(Dataset records)
* begin *

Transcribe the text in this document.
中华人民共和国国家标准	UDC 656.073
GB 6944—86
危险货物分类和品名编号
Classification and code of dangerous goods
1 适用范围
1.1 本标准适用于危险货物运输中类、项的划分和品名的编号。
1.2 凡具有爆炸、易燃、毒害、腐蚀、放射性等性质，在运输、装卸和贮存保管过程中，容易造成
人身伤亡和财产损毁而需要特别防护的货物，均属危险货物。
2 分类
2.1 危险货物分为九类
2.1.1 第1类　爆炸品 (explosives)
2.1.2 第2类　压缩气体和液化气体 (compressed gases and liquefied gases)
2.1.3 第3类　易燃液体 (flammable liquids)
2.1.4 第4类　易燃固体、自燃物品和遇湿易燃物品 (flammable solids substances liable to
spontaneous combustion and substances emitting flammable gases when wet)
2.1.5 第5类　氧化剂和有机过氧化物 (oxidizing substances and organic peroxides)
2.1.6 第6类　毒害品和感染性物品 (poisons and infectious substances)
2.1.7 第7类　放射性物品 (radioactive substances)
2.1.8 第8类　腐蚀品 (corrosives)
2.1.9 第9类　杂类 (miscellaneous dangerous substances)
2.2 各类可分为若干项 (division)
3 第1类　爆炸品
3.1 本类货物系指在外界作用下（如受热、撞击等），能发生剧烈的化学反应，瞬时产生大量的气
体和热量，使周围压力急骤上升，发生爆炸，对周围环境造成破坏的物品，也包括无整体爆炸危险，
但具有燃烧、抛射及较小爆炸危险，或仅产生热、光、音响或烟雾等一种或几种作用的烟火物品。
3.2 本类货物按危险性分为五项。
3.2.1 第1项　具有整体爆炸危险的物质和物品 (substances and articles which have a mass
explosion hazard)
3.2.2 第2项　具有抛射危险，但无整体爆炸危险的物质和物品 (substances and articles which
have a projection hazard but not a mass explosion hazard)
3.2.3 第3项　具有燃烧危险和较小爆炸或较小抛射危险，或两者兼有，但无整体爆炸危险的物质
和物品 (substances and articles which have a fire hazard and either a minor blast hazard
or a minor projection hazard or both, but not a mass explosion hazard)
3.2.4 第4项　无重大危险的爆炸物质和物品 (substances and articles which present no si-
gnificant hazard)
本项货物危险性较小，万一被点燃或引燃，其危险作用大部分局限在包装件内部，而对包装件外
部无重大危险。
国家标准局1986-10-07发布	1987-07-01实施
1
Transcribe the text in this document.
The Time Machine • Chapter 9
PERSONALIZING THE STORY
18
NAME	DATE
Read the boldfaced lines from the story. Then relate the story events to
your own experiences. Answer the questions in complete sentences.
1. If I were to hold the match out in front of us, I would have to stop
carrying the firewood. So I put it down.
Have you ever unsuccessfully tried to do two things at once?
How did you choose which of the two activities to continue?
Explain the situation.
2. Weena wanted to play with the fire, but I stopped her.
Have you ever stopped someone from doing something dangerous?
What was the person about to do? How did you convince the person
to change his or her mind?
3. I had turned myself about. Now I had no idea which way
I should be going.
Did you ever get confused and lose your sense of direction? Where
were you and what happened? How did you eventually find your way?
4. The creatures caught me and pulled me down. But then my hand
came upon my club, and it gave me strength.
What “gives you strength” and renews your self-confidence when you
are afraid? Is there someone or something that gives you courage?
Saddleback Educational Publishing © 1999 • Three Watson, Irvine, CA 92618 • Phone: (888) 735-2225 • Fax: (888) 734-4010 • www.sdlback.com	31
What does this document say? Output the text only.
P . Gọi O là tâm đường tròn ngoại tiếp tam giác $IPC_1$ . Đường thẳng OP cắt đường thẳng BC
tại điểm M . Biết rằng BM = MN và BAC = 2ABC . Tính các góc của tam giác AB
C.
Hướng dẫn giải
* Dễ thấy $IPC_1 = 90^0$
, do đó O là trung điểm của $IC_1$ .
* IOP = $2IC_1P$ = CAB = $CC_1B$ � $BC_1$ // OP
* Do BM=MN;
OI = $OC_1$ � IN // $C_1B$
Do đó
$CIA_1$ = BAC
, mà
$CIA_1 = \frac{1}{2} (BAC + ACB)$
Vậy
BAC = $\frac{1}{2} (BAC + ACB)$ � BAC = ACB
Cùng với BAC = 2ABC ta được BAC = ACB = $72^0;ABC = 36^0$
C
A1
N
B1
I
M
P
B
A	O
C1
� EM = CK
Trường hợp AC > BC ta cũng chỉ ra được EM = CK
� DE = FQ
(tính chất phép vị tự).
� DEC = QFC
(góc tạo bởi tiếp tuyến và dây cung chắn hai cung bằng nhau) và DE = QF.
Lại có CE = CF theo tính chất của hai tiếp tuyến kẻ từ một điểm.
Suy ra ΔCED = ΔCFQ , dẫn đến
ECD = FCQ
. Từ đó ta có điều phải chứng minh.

* end *

_Written task_:
Write every record out again, unaltered.

_The response_:
Transcribe the text in this document.
中华人民共和国国家标准	UDC 656.073
GB 6944—86
危险货物分类和品名编号
Classification and code of dangerous goods
1 适用范围
1.1 本标准适用于危险货物运输中类、项的划分和品名的编号。
1.2 凡具有爆炸、易燃、毒害、腐蚀、放射性等性质，在运输、装卸和贮存保管过程中，容易造成
人身伤亡和财产损毁而需要特别防护的货物，均属危险货物。
2 分类
2.1 危险货物分为九类
2.1.1 第1类　爆炸品 (explosives)
2.1.2 第2类　压缩气体和液化气体 (compressed gases and liquefied gases)
2.1.3 第3类　易燃液体 (flammable liquids)
2.1.4 第4类　易燃固体、自燃物品和遇湿易燃物品 (flammable solids substances liable to
spontaneous combustion and substances emitting flammable gases when wet)
2.1.5 第5类　氧化剂和有机过氧化物 (oxidizing substances and organic peroxides)
2.1.6 第6类　毒害品和感染性物品 (poisons and infectious substances)
2.1.7 第7类　放射性物品 (radioactive substances)
2.1.8 第8类　腐蚀品 (corrosives)
2.1.9 第9类　杂类 (miscellaneous dangerous substances)
2.2 各类可分为若干项 (division)
3 第1类　爆炸品
3.1 本类货物系指在外界作用下（如受热、撞击等），能发生剧烈的化学反应，瞬时产生大量的气
体和热量，使周围压力急骤上升，发生爆炸，对周围环境造成破坏的物品，也包括无整体爆炸危险，
但具有燃烧、抛射及较小爆炸危险，或仅产生热、光、音响或烟雾等一种或几种作用的烟火物品。
3.2 本类货物按危险性分为五项。
3.2.1 第1项　具有整体爆炸危险的物质和物品 (substances and articles which have a mass
explosion hazard)
3.2.2 第2项　具有抛射危险，但无整体爆炸危险的物质和物品 (substances and articles which
have a projection hazard but not a mass explosion hazard)
3.2.3 第3项　具有燃烧危险和较小爆炸或较小抛射危险，或两者兼有，但无整体爆炸危险的物质
和物品 (substances and articles which have a fire hazard and either a minor blast hazard
or a minor projection hazard or both, but not a mass explosion hazard)
3.2.4 第4项　无重大危险的爆炸物质和物品 (substances and articles which present no si-
gnificant hazard)
本项货物危险性较小，万一被点燃或引燃，其危险作用大部分局限在包装件内部，而对包装件外
部无重大危险。
国家标准局1986-10-07发布	1987-07-01实施
1
Transcribe the text in this document.
The Time Machine • Chapter 9
PERSONALIZING THE STORY
18
NAME	DATE
Read the boldfaced lines from the story. Then relate the story events to
your own experiences. Answer the questions in complete sentences.
1. If I were to hold the match out in front of us, I would have to stop
carrying the firewood. So I put it down.
Have you ever unsuccessfully tried to do two things at once?
How did you choose which of the two activities to continue?
Explain the situation.
2. Weena wanted to play with the fire, but I stopped her.
Have you ever stopped someone from doing something dangerous?
What was the person about to do? How did you convince the person
to change his or her mind?
3. I had turned myself about. Now I had no idea which way
I should be going.
Did you ever get confused and lose your sense of direction? Where
were you and what happened? How did you eventually find your way?
4. The creatures caught me and pulled me down. But then my hand
came upon my club, and it gave me strength.
What “gives you strength” and renews your self-confidence when you
are afraid? Is there someone or something that gives you courage?
Saddleback Educational Publishing © 1999 • Three Watson, Irvine, CA 92618 • Phone: (888) 735-2225 • Fax: (888) 734-4010 • www.sdlback.com	31
What does this document say? Output the text only.
P . Gọi O là tâm đường tròn ngoại tiếp tam giác $IPC_1$ . Đường thẳng OP cắt đường thẳng BC
tại điểm M . Biết rằng BM = MN và BAC = 2ABC . Tính các góc của tam giác AB
C.
Hướng dẫn giải
* Dễ thấy $IPC_1 = 90^0$
, do đó O là trung điểm của $IC_1$ .
* IOP = $2IC_1P$ = CAB = $CC_1B$ � $BC_1$ // OP
* Do BM=MN;
OI = $OC_1$ � IN // $C_1B$
Do đó
$CIA_1$ = BAC
, mà
$CIA_1 = \frac{1}{2} (BAC + ACB)$
Vậy
BAC = $\frac{1}{2} (BAC + ACB)$ � BAC = ACB
Cùng với BAC = 2ABC ta được BAC = ACB = $72^0;ABC = 36^0$
C
A1
N
B1
I
M
P
B
A	O
C1
� EM = CK
Trường hợp AC > BC ta cũng chỉ ra được EM = CK
� DE = FQ
(tính chất phép vị tự).
� DEC = QFC
(góc tạo bởi tiếp tuyến và dây cung chắn hai cung bằng nhau) và DE = QF.
Lại có CE = CF theo tính chất của hai tiếp tuyến kẻ từ một điểm.
Suy ra ΔCED = ΔCFQ , dẫn đến
ECD = FCQ
. Từ đó ta có điều phải chứng minh.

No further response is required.